REQUIREMENTS
Return each line containing the string "JSON".

_____

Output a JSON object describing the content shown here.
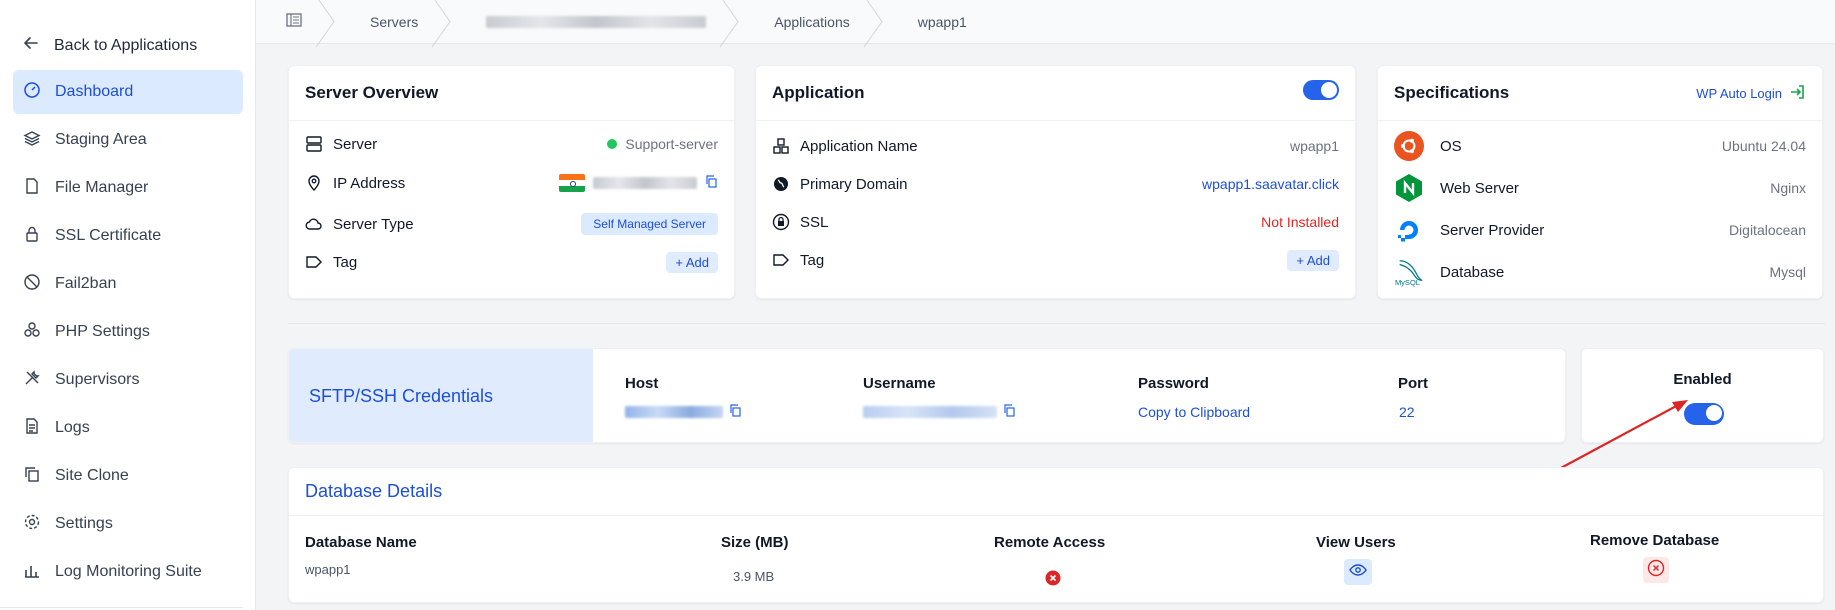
{
  "sidebar": {
    "back_label": "Back to Applications",
    "items": [
      {
        "label": "Dashboard",
        "icon": "gauge-icon"
      },
      {
        "label": "Staging Area",
        "icon": "layers-icon"
      },
      {
        "label": "File Manager",
        "icon": "file-icon"
      },
      {
        "label": "SSL Certificate",
        "icon": "lock-icon"
      },
      {
        "label": "Fail2ban",
        "icon": "ban-icon"
      },
      {
        "label": "PHP Settings",
        "icon": "cubes-icon"
      },
      {
        "label": "Supervisors",
        "icon": "tools-icon"
      },
      {
        "label": "Logs",
        "icon": "document-icon"
      },
      {
        "label": "Site Clone",
        "icon": "copy-icon"
      },
      {
        "label": "Settings",
        "icon": "gear-icon"
      },
      {
        "label": "Log Monitoring Suite",
        "icon": "bar-chart-icon"
      }
    ]
  },
  "breadcrumb": {
    "servers": "Servers",
    "applications": "Applications",
    "current": "wpapp1"
  },
  "server_overview": {
    "title": "Server Overview",
    "server_label": "Server",
    "server_value": "Support-server",
    "ip_label": "IP Address",
    "type_label": "Server Type",
    "type_value": "Self Managed Server",
    "tag_label": "Tag",
    "add_label": "+ Add"
  },
  "application": {
    "title": "Application",
    "name_label": "Application Name",
    "name_value": "wpapp1",
    "domain_label": "Primary Domain",
    "domain_value": "wpapp1.saavatar.click",
    "ssl_label": "SSL",
    "ssl_value": "Not Installed",
    "tag_label": "Tag",
    "add_label": "+ Add",
    "enabled": true
  },
  "specifications": {
    "title": "Specifications",
    "wp_login": "WP Auto Login",
    "os_label": "OS",
    "os_value": "Ubuntu 24.04",
    "web_label": "Web Server",
    "web_value": "Nginx",
    "provider_label": "Server Provider",
    "provider_value": "Digitalocean",
    "db_label": "Database",
    "db_value": "Mysql",
    "mysql_logo_text": "MySQL"
  },
  "credentials": {
    "title": "SFTP/SSH Credentials",
    "host_label": "Host",
    "username_label": "Username",
    "password_label": "Password",
    "password_action": "Copy to Clipboard",
    "port_label": "Port",
    "port_value": "22",
    "enabled_label": "Enabled",
    "enabled": true
  },
  "database": {
    "title": "Database Details",
    "headers": {
      "name": "Database Name",
      "size": "Size (MB)",
      "remote": "Remote Access",
      "users": "View Users",
      "remove": "Remove Database"
    },
    "row": {
      "name": "wpapp1",
      "size": "3.9 MB"
    }
  },
  "colors": {
    "accent": "#2563eb",
    "active_bg": "#dbeafe",
    "danger": "#dc2626",
    "success": "#22c55e"
  }
}
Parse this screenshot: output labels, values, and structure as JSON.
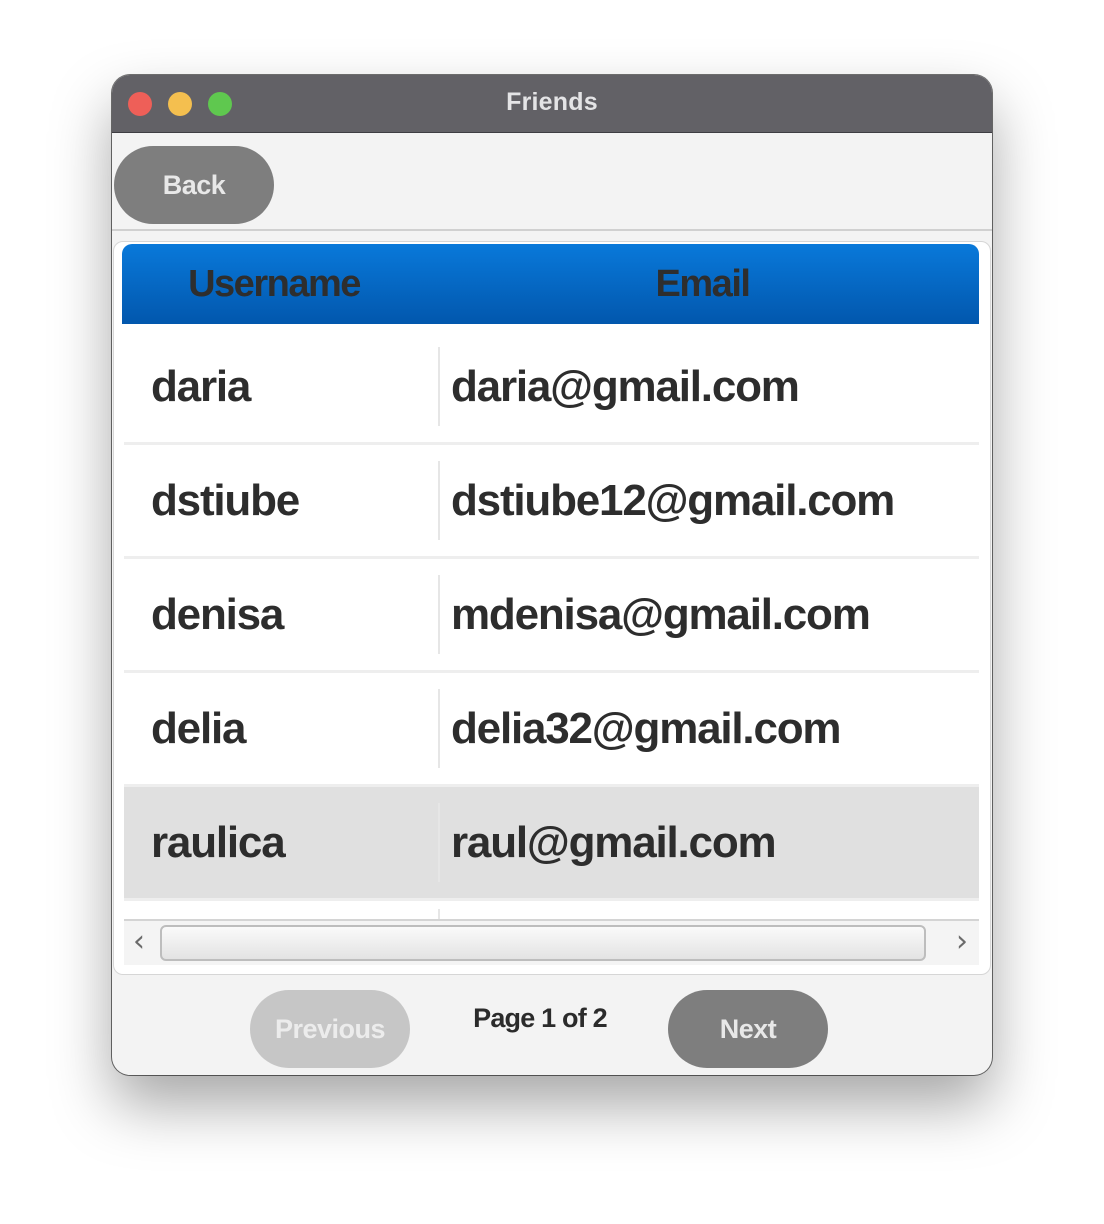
{
  "window": {
    "title": "Friends"
  },
  "toolbar": {
    "back_label": "Back"
  },
  "table": {
    "columns": [
      "Username",
      "Email"
    ],
    "rows": [
      {
        "username": "daria",
        "email": "daria@gmail.com"
      },
      {
        "username": "dstiube",
        "email": "dstiube12@gmail.com"
      },
      {
        "username": "denisa",
        "email": "mdenisa@gmail.com"
      },
      {
        "username": "delia",
        "email": "delia32@gmail.com"
      },
      {
        "username": "raulica",
        "email": "raul@gmail.com",
        "selected": true
      }
    ]
  },
  "scrollbar": {
    "left_icon": "chevron-left-icon",
    "right_icon": "chevron-right-icon"
  },
  "pager": {
    "previous_label": "Previous",
    "page_label": "Page 1 of 2",
    "next_label": "Next",
    "previous_enabled": false
  },
  "colors": {
    "header_gradient_top": "#0979da",
    "header_gradient_bottom": "#0257ad",
    "button": "#7e7e7e",
    "button_disabled": "#c6c6c6",
    "selected_row": "#e0e0e0"
  }
}
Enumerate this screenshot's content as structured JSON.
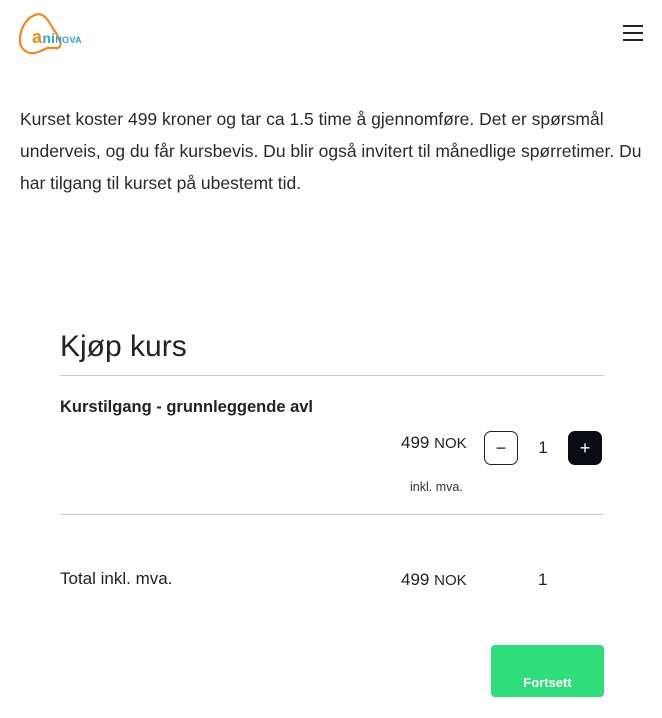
{
  "header": {
    "logo": {
      "part_a": "a",
      "part_ni": "ni",
      "part_nova": "NOVA"
    },
    "menu_icon": "hamburger-icon"
  },
  "intro": {
    "text": "Kurset koster 499 kroner og tar ca 1.5 time å gjennomføre. Det er spørsmål underveis, og du får kursbevis. Du blir også invitert til månedlige spørretimer. Du har tilgang til kurset på ubestemt tid."
  },
  "purchase": {
    "title": "Kjøp kurs",
    "product": {
      "name": "Kurstilgang - grunnleggende avl",
      "price": "499",
      "currency": "NOK",
      "vat_note": "inkl. mva.",
      "quantity": "1",
      "minus_label": "−",
      "plus_label": "+"
    },
    "total": {
      "label": "Total inkl. mva.",
      "price": "499",
      "currency": "NOK",
      "quantity": "1"
    },
    "continue_label": "Fortsett"
  },
  "colors": {
    "brand_orange": "#f08a1c",
    "brand_blue": "#2ea3d5",
    "continue_green": "#2edd79",
    "plus_button": "#0b0b12"
  }
}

_____

THE COMPLETED TASK
Output a JSON object describing the content shown here.
Parse this screenshot: output labels, values, and structure as JSON.
Enumerate this screenshot's content as structured JSON.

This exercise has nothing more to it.